## Provided material
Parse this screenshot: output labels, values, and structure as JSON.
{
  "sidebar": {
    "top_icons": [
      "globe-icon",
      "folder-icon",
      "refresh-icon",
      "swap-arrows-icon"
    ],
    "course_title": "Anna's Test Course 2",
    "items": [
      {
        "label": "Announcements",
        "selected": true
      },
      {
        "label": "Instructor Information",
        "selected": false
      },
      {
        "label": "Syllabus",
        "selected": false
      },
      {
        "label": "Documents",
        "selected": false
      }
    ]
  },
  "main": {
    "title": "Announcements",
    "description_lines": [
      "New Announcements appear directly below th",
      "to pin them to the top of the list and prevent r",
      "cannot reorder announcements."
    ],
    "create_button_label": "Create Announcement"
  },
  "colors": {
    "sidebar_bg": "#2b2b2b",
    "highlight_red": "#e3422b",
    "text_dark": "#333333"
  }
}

## Goal
Each record must be returned exactly as it is written.

## Response to the task
Parse this screenshot: output labels, values, and structure as JSON.
{
  "sidebar": {
    "top_icons": [
      "globe-icon",
      "folder-icon",
      "refresh-icon",
      "swap-arrows-icon"
    ],
    "course_title": "Anna's Test Course 2",
    "items": [
      {
        "label": "Announcements",
        "selected": true
      },
      {
        "label": "Instructor Information",
        "selected": false
      },
      {
        "label": "Syllabus",
        "selected": false
      },
      {
        "label": "Documents",
        "selected": false
      }
    ]
  },
  "main": {
    "title": "Announcements",
    "description_lines": [
      "New Announcements appear directly below th",
      "to pin them to the top of the list and prevent r",
      "cannot reorder announcements."
    ],
    "create_button_label": "Create Announcement"
  },
  "colors": {
    "sidebar_bg": "#2b2b2b",
    "highlight_red": "#e3422b",
    "text_dark": "#333333"
  }
}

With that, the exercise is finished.